GIVEN TASK:
Check every line of the material below for the string "GRAPHIQUE", and return the ones that have it.

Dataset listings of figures
__________
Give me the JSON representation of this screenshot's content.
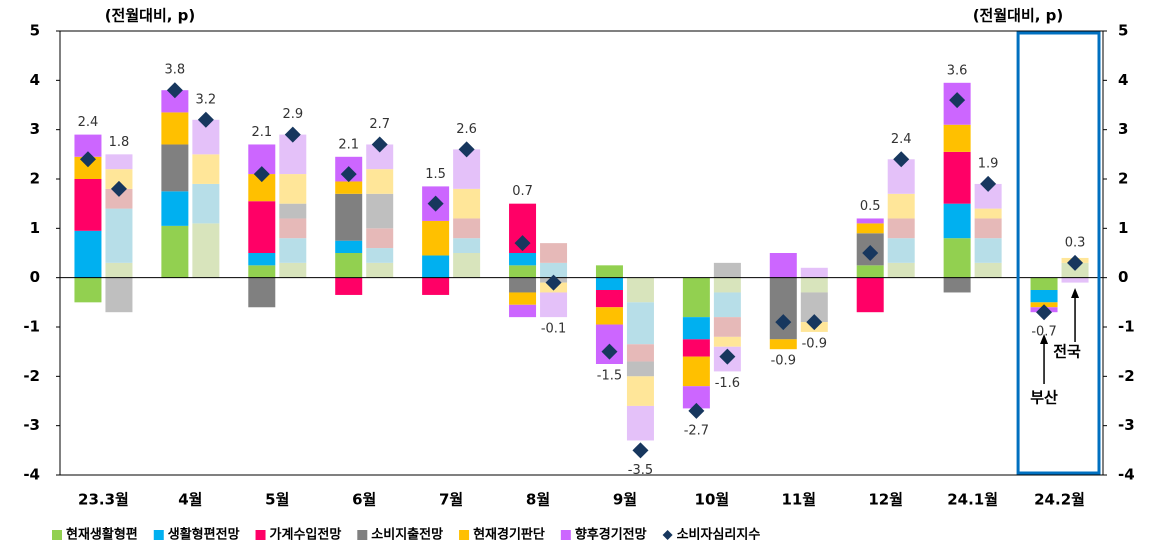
{
  "chart_data": {
    "type": "paired_stacked_bar",
    "y_label": "(전월대비, p)",
    "y2_label": "(전월대비, p)",
    "categories": [
      "23.3월",
      "4월",
      "5월",
      "6월",
      "7월",
      "8월",
      "9월",
      "10월",
      "11월",
      "12월",
      "24.1월",
      "24.2월"
    ],
    "ylim": [
      -4,
      5
    ],
    "yticks": [
      -4,
      -3,
      -2,
      -1,
      0,
      1,
      2,
      3,
      4,
      5
    ],
    "y2lim": [
      -4,
      5
    ],
    "y2ticks": [
      -4,
      -3,
      -2,
      -1,
      0,
      1,
      2,
      3,
      4,
      5
    ],
    "series": [
      {
        "name": "현재생활형편",
        "color": "#92d050",
        "light_color": "#d8e4bc",
        "values": [
          [
            -0.5,
            0.3
          ],
          [
            1.05,
            1.1
          ],
          [
            0.25,
            0.3
          ],
          [
            0.5,
            0.3
          ],
          [
            0,
            0.5
          ],
          [
            0.25,
            0
          ],
          [
            0.25,
            -0.5
          ],
          [
            -0.8,
            -0.3
          ],
          [
            0,
            -0.3
          ],
          [
            0.25,
            0.3
          ],
          [
            0.8,
            0.3
          ],
          [
            -0.25,
            0.3
          ]
        ]
      },
      {
        "name": "생활형편전망",
        "color": "#00b0f0",
        "light_color": "#b7dee8",
        "values": [
          [
            0.95,
            1.1
          ],
          [
            0.7,
            0.8
          ],
          [
            0.25,
            0.5
          ],
          [
            0.25,
            0.3
          ],
          [
            0.45,
            0.3
          ],
          [
            0.25,
            0.3
          ],
          [
            -0.25,
            -0.85
          ],
          [
            -0.45,
            -0.5
          ],
          [
            0,
            0
          ],
          [
            0,
            0.5
          ],
          [
            0.7,
            0.5
          ],
          [
            -0.25,
            0
          ]
        ]
      },
      {
        "name": "가계수입전망",
        "color": "#ff0066",
        "light_color": "#e6b9b8",
        "values": [
          [
            1.05,
            0.4
          ],
          [
            0,
            0
          ],
          [
            1.05,
            0.4
          ],
          [
            -0.35,
            0.4
          ],
          [
            -0.35,
            0.4
          ],
          [
            1.0,
            0.4
          ],
          [
            -0.35,
            -0.35
          ],
          [
            -0.35,
            -0.4
          ],
          [
            0,
            0
          ],
          [
            -0.7,
            0.4
          ],
          [
            1.05,
            0.4
          ],
          [
            0,
            0
          ]
        ]
      },
      {
        "name": "소비지출전망",
        "color": "#808080",
        "light_color": "#bfbfbf",
        "values": [
          [
            0,
            -0.7
          ],
          [
            0.95,
            0
          ],
          [
            -0.6,
            0.3
          ],
          [
            0.95,
            0.7
          ],
          [
            0,
            0
          ],
          [
            -0.3,
            -0.1
          ],
          [
            0,
            -0.3
          ],
          [
            0,
            0.3
          ],
          [
            -1.25,
            -0.6
          ],
          [
            0.65,
            0
          ],
          [
            -0.3,
            0
          ],
          [
            0,
            0
          ]
        ]
      },
      {
        "name": "현재경기판단",
        "color": "#ffc000",
        "light_color": "#ffe699",
        "values": [
          [
            0.45,
            0.4
          ],
          [
            0.65,
            0.6
          ],
          [
            0.55,
            0.6
          ],
          [
            0.25,
            0.5
          ],
          [
            0.7,
            0.6
          ],
          [
            -0.25,
            -0.2
          ],
          [
            -0.35,
            -0.6
          ],
          [
            -0.6,
            -0.2
          ],
          [
            -0.2,
            -0.2
          ],
          [
            0.2,
            0.5
          ],
          [
            0.55,
            0.2
          ],
          [
            -0.1,
            0.1
          ]
        ]
      },
      {
        "name": "향후경기전망",
        "color": "#cc66ff",
        "light_color": "#e4c1f9",
        "values": [
          [
            0.45,
            0.3
          ],
          [
            0.45,
            0.7
          ],
          [
            0.6,
            0.8
          ],
          [
            0.5,
            0.5
          ],
          [
            0.7,
            0.8
          ],
          [
            -0.25,
            -0.5
          ],
          [
            -0.8,
            -0.7
          ],
          [
            -0.45,
            -0.5
          ],
          [
            0.5,
            0.2
          ],
          [
            0.1,
            0.7
          ],
          [
            0.85,
            0.5
          ],
          [
            -0.1,
            -0.1
          ]
        ]
      },
      {
        "name": "소비자심리지수",
        "color": "#17375e",
        "marker": "diamond",
        "values": [
          [
            2.4,
            1.8
          ],
          [
            3.8,
            3.2
          ],
          [
            2.1,
            2.9
          ],
          [
            2.1,
            2.7
          ],
          [
            1.5,
            2.6
          ],
          [
            0.7,
            -0.1
          ],
          [
            -1.5,
            -3.5
          ],
          [
            -2.7,
            -1.6
          ],
          [
            -0.9,
            -0.9
          ],
          [
            0.5,
            2.4
          ],
          [
            3.6,
            1.9
          ],
          [
            -0.7,
            0.3
          ]
        ]
      }
    ],
    "annotations": [
      "부산",
      "전국"
    ],
    "highlight_color": "#0070c0"
  }
}
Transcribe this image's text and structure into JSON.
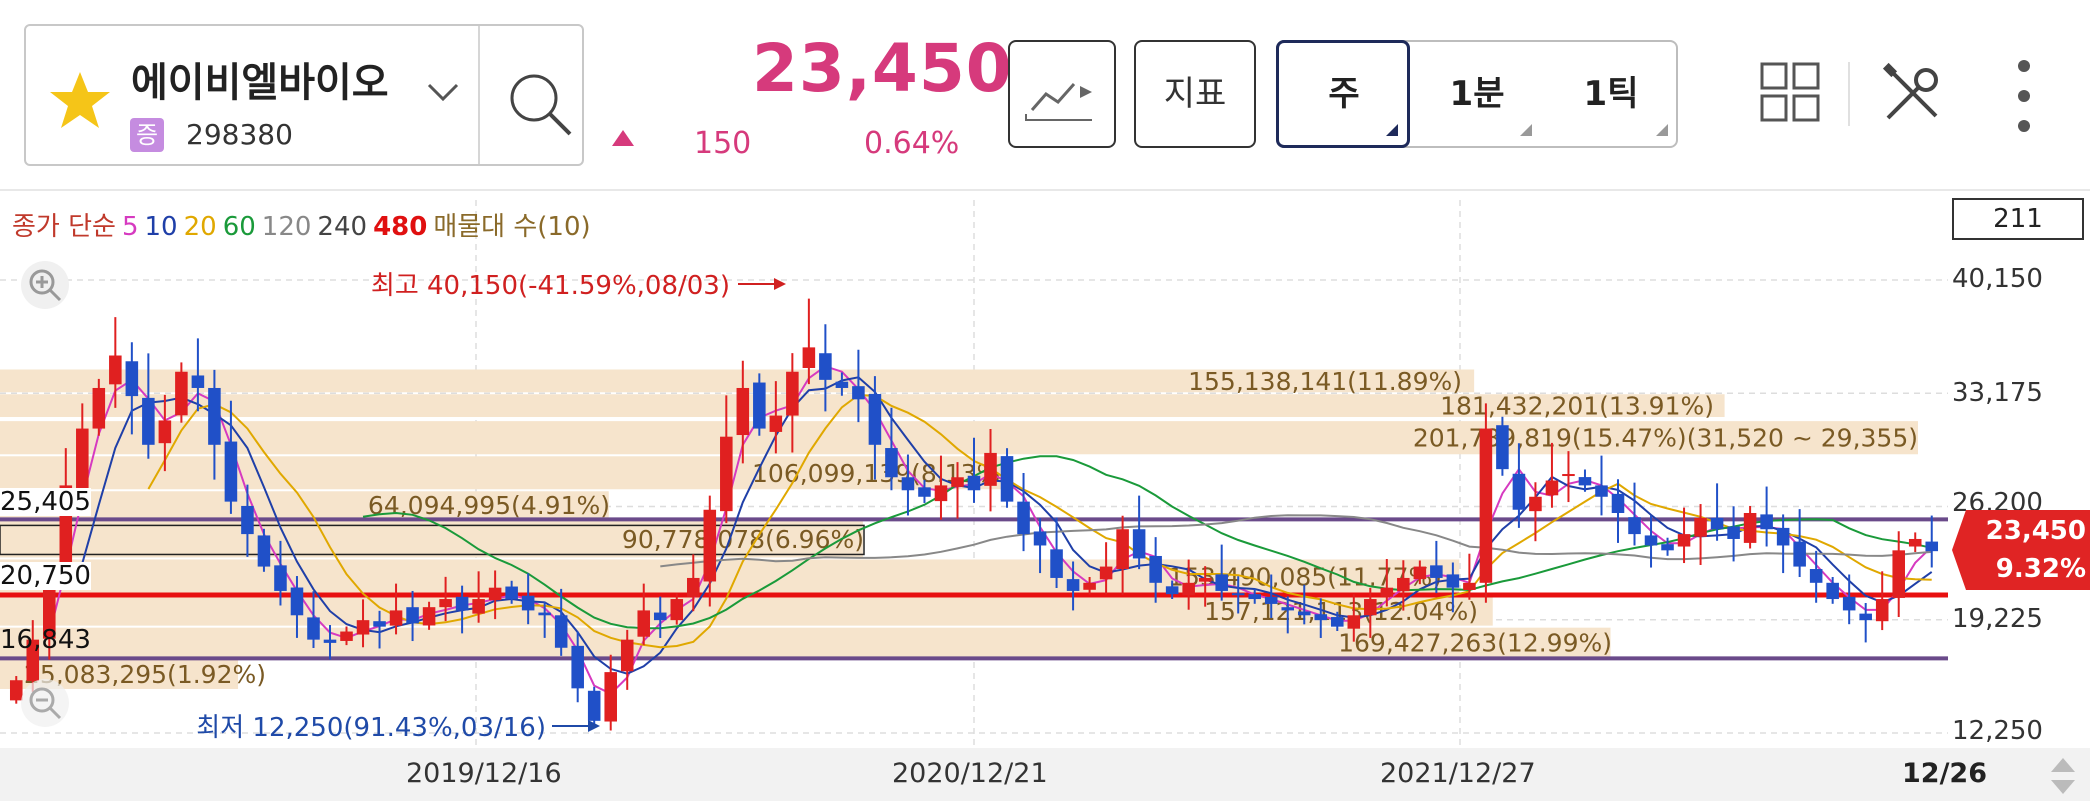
{
  "header": {
    "stock_name": "에이비엘바이오",
    "market_badge": "증",
    "stock_code": "298380",
    "price": "23,450",
    "change": "150",
    "change_pct": "0.64%",
    "indicator_label": "지표",
    "period_tabs": [
      {
        "label": "주",
        "active": true
      },
      {
        "label": "1분",
        "active": false
      },
      {
        "label": "1틱",
        "active": false
      }
    ],
    "icons": [
      "star-icon",
      "chevron-down-icon",
      "search-icon",
      "chart-type-icon",
      "layout-grid-icon",
      "tools-icon",
      "more-icon",
      "zoom-in-icon",
      "zoom-out-icon"
    ]
  },
  "legend": {
    "items": [
      {
        "text": "종가 단순",
        "color": "#c0392b"
      },
      {
        "text": "5",
        "color": "#d63ac0"
      },
      {
        "text": "10",
        "color": "#1f3fa8"
      },
      {
        "text": "20",
        "color": "#e0a800"
      },
      {
        "text": "60",
        "color": "#1a9a3a"
      },
      {
        "text": "120",
        "color": "#888888"
      },
      {
        "text": "240",
        "color": "#444444"
      },
      {
        "text": "480",
        "color": "#e01010"
      },
      {
        "text": "매물대 수(10)",
        "color": "#8a6a2a"
      }
    ],
    "bar_count": "211"
  },
  "colors": {
    "up": "#e02020",
    "down": "#2050c8",
    "volume_profile": "#f6e4cc",
    "support_line": "#6a4a8a",
    "red_line": "#e81010",
    "accent": "#d63a7c"
  },
  "chart_data": {
    "type": "candlestick",
    "ylim": [
      12250,
      40150
    ],
    "y_ticks": [
      "40,150",
      "33,175",
      "26,200",
      "19,225",
      "12,250"
    ],
    "x_ticks": [
      "2019/12/16",
      "2020/12/21",
      "2021/12/27",
      "12/26"
    ],
    "current": {
      "price": "23,450",
      "pct": "9.32%"
    },
    "high_annotation": "최고 40,150(-41.59%,08/03)",
    "low_annotation": "최저 12,250(91.43%,03/16)",
    "horizontal_lines": [
      {
        "label": "25,405",
        "value": 25405,
        "color": "#6a4a8a"
      },
      {
        "label": "20,750",
        "value": 20750,
        "color": "#e81010"
      },
      {
        "label": "16,843",
        "value": 16843,
        "color": "#6a4a8a"
      }
    ],
    "volume_profile": [
      {
        "label": "155,138,141(11.89%)",
        "lo": 33175,
        "hi": 34700,
        "pct": 11.89
      },
      {
        "label": "181,432,201(13.91%)",
        "lo": 31650,
        "hi": 33175,
        "pct": 13.91
      },
      {
        "label": "201,789,819(15.47%)(31,520 ~ 29,355)",
        "lo": 29355,
        "hi": 31520,
        "pct": 15.47
      },
      {
        "label": "106,099,139(8.13%)",
        "lo": 27200,
        "hi": 29355,
        "pct": 8.13
      },
      {
        "label": "64,094,995(4.91%)",
        "lo": 25405,
        "hi": 27200,
        "pct": 4.91
      },
      {
        "label": "90,778,078(6.96%)",
        "lo": 23000,
        "hi": 25405,
        "pct": 6.96
      },
      {
        "label": "153,490,085(11.77%)",
        "lo": 20750,
        "hi": 23000,
        "pct": 11.77
      },
      {
        "label": "157,121,113(12.04%)",
        "lo": 18800,
        "hi": 20750,
        "pct": 12.04
      },
      {
        "label": "169,427,263(12.99%)",
        "lo": 16843,
        "hi": 18800,
        "pct": 12.99
      },
      {
        "label": "25,083,295(1.92%)",
        "lo": 14900,
        "hi": 16843,
        "pct": 1.92
      }
    ],
    "closes": [
      15500,
      18000,
      21500,
      27500,
      31000,
      33500,
      35500,
      33000,
      30000,
      31500,
      34500,
      33500,
      30000,
      26500,
      24500,
      22500,
      21000,
      19500,
      18000,
      17800,
      18500,
      19200,
      18800,
      19800,
      19000,
      20000,
      20500,
      19800,
      20500,
      21200,
      20500,
      19800,
      19500,
      17500,
      15000,
      13000,
      16000,
      18000,
      19800,
      19200,
      20500,
      21800,
      26000,
      30500,
      33500,
      31000,
      31800,
      34500,
      36000,
      34000,
      33500,
      32800,
      30000,
      28000,
      27200,
      26800,
      27500,
      28000,
      27200,
      29500,
      26500,
      24500,
      23800,
      21800,
      21000,
      21500,
      22500,
      24800,
      23000,
      21500,
      20800,
      21500,
      21800,
      21000,
      20800,
      20500,
      20200,
      19800,
      19500,
      19200,
      18800,
      19500,
      20500,
      21200,
      21800,
      22500,
      21800,
      21200,
      21500,
      31000,
      28500,
      26000,
      26800,
      27800,
      28200,
      27500,
      26800,
      25800,
      24500,
      23800,
      23500,
      24500,
      25500,
      24800,
      24200,
      25800,
      24800,
      23800,
      22500,
      21500,
      20500,
      19800,
      19200,
      20500,
      23500,
      24200,
      23450
    ]
  }
}
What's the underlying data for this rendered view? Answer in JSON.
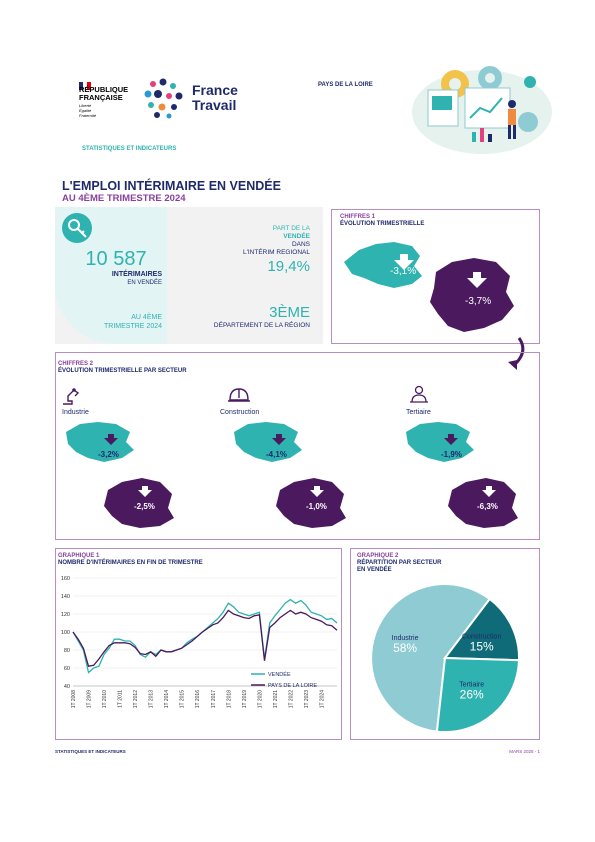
{
  "header": {
    "republique_line1": "RÉPUBLIQUE",
    "republique_line2": "FRANÇAISE",
    "motto_1": "Liberté",
    "motto_2": "Égalité",
    "motto_3": "Fraternité",
    "brand_line1": "France",
    "brand_line2": "Travail",
    "region": "PAYS DE LA LOIRE",
    "section_label": "STATISTIQUES ET INDICATEURS"
  },
  "title": {
    "line1": "L'EMPLOI INTÉRIMAIRE EN VENDÉE",
    "line2": "AU 4ÈME TRIMESTRE 2024"
  },
  "kpi": {
    "count": "10 587",
    "count_label": "INTÉRIMAIRES",
    "count_sub": "EN VENDÉE",
    "period_line1": "AU 4ÈME",
    "period_line2": "TRIMESTRE 2024",
    "share_line1": "PART DE LA",
    "share_line2": "VENDÉE",
    "share_line3": "DANS",
    "share_line4": "L'INTÉRIM REGIONAL",
    "share_value": "19,4%",
    "rank_value": "3ÈME",
    "rank_label": "DÉPARTEMENT DE LA RÉGION"
  },
  "chiffres1": {
    "label": "CHIFFRES 1",
    "title": "ÉVOLUTION TRIMESTRIELLE",
    "vendee": "-3,1%",
    "region": "-3,7%"
  },
  "chiffres2": {
    "label": "CHIFFRES 2",
    "title": "ÉVOLUTION TRIMESTRIELLE PAR SECTEUR",
    "sectors": [
      {
        "name": "Industrie",
        "vendee": "-3,2%",
        "region": "-2,5%"
      },
      {
        "name": "Construction",
        "vendee": "-4,1%",
        "region": "-1,0%"
      },
      {
        "name": "Tertiaire",
        "vendee": "-1,9%",
        "region": "-6,3%"
      }
    ]
  },
  "graph1": {
    "label": "GRAPHIQUE 1",
    "title": "NOMBRE D'INTÉRIMAIRES EN FIN DE TRIMESTRE"
  },
  "graph2": {
    "label": "GRAPHIQUE 2",
    "title_line1": "RÉPARTITION PAR SECTEUR",
    "title_line2": "EN VENDÉE"
  },
  "footer": {
    "left": "STATISTIQUES ET INDICATEURS",
    "right": "MARS 2025 - 1"
  },
  "colors": {
    "navy": "#1f2a6b",
    "teal": "#2fb3b0",
    "purple": "#4b1a5e",
    "lightteal": "#8fcbd3",
    "darkteal": "#0f6b78"
  },
  "chart_data": [
    {
      "type": "line",
      "title": "NOMBRE D'INTÉRIMAIRES EN FIN DE TRIMESTRE",
      "ylim": [
        40,
        160
      ],
      "yticks": [
        40,
        60,
        80,
        100,
        120,
        140,
        160
      ],
      "x_tick_labels": [
        "1T 2008",
        "1T 2009",
        "1T 2010",
        "1T 2011",
        "1T 2012",
        "1T 2013",
        "1T 2014",
        "1T 2015",
        "1T 2016",
        "1T 2017",
        "1T 2018",
        "1T 2019",
        "1T 2020",
        "1T 2021",
        "1T 2022",
        "1T 2023",
        "1T 2024"
      ],
      "legend_position": "bottom-right",
      "series": [
        {
          "name": "VENDÉE",
          "color": "#2fb3b0",
          "values": [
            100,
            90,
            80,
            55,
            60,
            62,
            75,
            82,
            92,
            92,
            90,
            90,
            85,
            75,
            72,
            78,
            75,
            80,
            78,
            78,
            80,
            82,
            88,
            92,
            95,
            100,
            105,
            110,
            115,
            122,
            132,
            128,
            122,
            120,
            118,
            120,
            122,
            70,
            110,
            118,
            125,
            132,
            136,
            132,
            135,
            130,
            122,
            120,
            118,
            114,
            115,
            110
          ]
        },
        {
          "name": "PAYS DE LA LOIRE",
          "color": "#4b1a5e",
          "values": [
            100,
            92,
            82,
            62,
            63,
            70,
            78,
            85,
            88,
            88,
            88,
            87,
            83,
            76,
            75,
            78,
            73,
            80,
            78,
            78,
            80,
            82,
            86,
            90,
            95,
            100,
            104,
            108,
            110,
            116,
            124,
            120,
            118,
            116,
            115,
            118,
            119,
            68,
            105,
            110,
            116,
            120,
            124,
            120,
            122,
            120,
            116,
            114,
            112,
            108,
            107,
            102
          ]
        }
      ]
    },
    {
      "type": "pie",
      "title": "RÉPARTITION PAR SECTEUR EN VENDÉE",
      "slices": [
        {
          "label": "Industrie",
          "value": 58,
          "display": "58%",
          "color": "#8fcbd3"
        },
        {
          "label": "Construction",
          "value": 15,
          "display": "15%",
          "color": "#0f6b78"
        },
        {
          "label": "Tertiaire",
          "value": 26,
          "display": "26%",
          "color": "#2fb3b0"
        }
      ]
    }
  ]
}
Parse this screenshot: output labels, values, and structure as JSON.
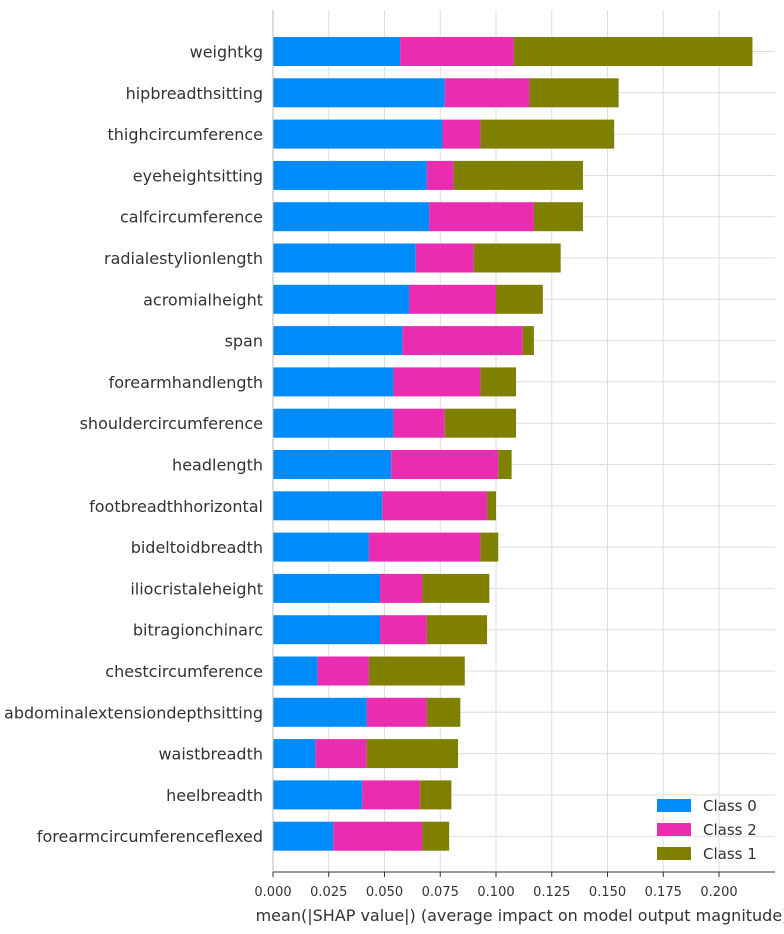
__________
REPLY:
    "label": "GRAPHIQUE 1",
    "label": "GRAPHIQUE 2",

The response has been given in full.